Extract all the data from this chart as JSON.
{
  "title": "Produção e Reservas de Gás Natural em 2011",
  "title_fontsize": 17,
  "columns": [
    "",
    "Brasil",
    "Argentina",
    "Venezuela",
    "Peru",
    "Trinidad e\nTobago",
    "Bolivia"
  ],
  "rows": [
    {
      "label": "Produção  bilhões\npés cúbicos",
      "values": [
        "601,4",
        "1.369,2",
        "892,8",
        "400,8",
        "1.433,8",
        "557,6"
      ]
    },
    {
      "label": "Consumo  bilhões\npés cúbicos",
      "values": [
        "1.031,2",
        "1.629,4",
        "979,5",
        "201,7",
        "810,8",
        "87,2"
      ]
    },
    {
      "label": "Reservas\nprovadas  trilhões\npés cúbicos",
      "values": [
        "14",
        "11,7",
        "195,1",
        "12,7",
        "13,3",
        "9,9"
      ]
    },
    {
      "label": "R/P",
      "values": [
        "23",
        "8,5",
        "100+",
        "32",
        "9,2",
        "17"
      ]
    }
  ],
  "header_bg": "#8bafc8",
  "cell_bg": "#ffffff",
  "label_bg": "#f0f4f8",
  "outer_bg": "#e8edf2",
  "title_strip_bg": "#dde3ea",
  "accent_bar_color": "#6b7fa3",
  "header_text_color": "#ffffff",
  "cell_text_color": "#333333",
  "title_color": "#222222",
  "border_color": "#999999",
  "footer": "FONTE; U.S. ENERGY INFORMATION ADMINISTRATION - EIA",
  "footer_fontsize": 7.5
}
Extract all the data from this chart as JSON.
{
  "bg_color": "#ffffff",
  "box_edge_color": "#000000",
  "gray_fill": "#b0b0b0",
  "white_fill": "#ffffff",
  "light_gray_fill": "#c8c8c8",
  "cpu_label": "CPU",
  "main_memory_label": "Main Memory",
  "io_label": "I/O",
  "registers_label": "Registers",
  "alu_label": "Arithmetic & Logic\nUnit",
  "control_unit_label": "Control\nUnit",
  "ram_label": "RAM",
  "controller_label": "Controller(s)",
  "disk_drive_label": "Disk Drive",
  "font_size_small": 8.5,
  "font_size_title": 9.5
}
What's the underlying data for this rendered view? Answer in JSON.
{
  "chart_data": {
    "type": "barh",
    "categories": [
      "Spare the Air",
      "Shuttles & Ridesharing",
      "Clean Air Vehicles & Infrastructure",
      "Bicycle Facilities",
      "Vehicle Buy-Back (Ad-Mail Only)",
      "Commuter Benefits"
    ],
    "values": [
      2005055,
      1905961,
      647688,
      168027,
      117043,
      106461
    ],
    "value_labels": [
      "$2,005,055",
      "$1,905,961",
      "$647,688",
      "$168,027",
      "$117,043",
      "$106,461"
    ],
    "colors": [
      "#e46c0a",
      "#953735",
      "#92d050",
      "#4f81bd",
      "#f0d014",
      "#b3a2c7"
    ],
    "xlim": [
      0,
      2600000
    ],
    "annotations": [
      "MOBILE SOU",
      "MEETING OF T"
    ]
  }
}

- Written exercise: Exactly reproduce every line found in the records.

- Response to the task:
Extract all the data from this chart as JSON.
{
  "title": "Produção e Reservas de Gás Natural em 2011",
  "title_fontsize": 17,
  "columns": [
    "",
    "Brasil",
    "Argentina",
    "Venezuela",
    "Peru",
    "Trinidad e\nTobago",
    "Bolivia"
  ],
  "rows": [
    {
      "label": "Produção  bilhões\npés cúbicos",
      "values": [
        "601,4",
        "1.369,2",
        "892,8",
        "400,8",
        "1.433,8",
        "557,6"
      ]
    },
    {
      "label": "Consumo  bilhões\npés cúbicos",
      "values": [
        "1.031,2",
        "1.629,4",
        "979,5",
        "201,7",
        "810,8",
        "87,2"
      ]
    },
    {
      "label": "Reservas\nprovadas  trilhões\npés cúbicos",
      "values": [
        "14",
        "11,7",
        "195,1",
        "12,7",
        "13,3",
        "9,9"
      ]
    },
    {
      "label": "R/P",
      "values": [
        "23",
        "8,5",
        "100+",
        "32",
        "9,2",
        "17"
      ]
    }
  ],
  "header_bg": "#8bafc8",
  "cell_bg": "#ffffff",
  "label_bg": "#f0f4f8",
  "outer_bg": "#e8edf2",
  "title_strip_bg": "#dde3ea",
  "accent_bar_color": "#6b7fa3",
  "header_text_color": "#ffffff",
  "cell_text_color": "#333333",
  "title_color": "#222222",
  "border_color": "#999999",
  "footer": "FONTE; U.S. ENERGY INFORMATION ADMINISTRATION - EIA",
  "footer_fontsize": 7.5
}
Extract all the data from this chart as JSON.
{
  "bg_color": "#ffffff",
  "box_edge_color": "#000000",
  "gray_fill": "#b0b0b0",
  "white_fill": "#ffffff",
  "light_gray_fill": "#c8c8c8",
  "cpu_label": "CPU",
  "main_memory_label": "Main Memory",
  "io_label": "I/O",
  "registers_label": "Registers",
  "alu_label": "Arithmetic & Logic\nUnit",
  "control_unit_label": "Control\nUnit",
  "ram_label": "RAM",
  "controller_label": "Controller(s)",
  "disk_drive_label": "Disk Drive",
  "font_size_small": 8.5,
  "font_size_title": 9.5
}
What's the underlying data for this rendered view? Answer in JSON.
{
  "chart_data": {
    "type": "barh",
    "categories": [
      "Spare the Air",
      "Shuttles & Ridesharing",
      "Clean Air Vehicles & Infrastructure",
      "Bicycle Facilities",
      "Vehicle Buy-Back (Ad-Mail Only)",
      "Commuter Benefits"
    ],
    "values": [
      2005055,
      1905961,
      647688,
      168027,
      117043,
      106461
    ],
    "value_labels": [
      "$2,005,055",
      "$1,905,961",
      "$647,688",
      "$168,027",
      "$117,043",
      "$106,461"
    ],
    "colors": [
      "#e46c0a",
      "#953735",
      "#92d050",
      "#4f81bd",
      "#f0d014",
      "#b3a2c7"
    ],
    "xlim": [
      0,
      2600000
    ],
    "annotations": [
      "MOBILE SOU",
      "MEETING OF T"
    ]
  }
}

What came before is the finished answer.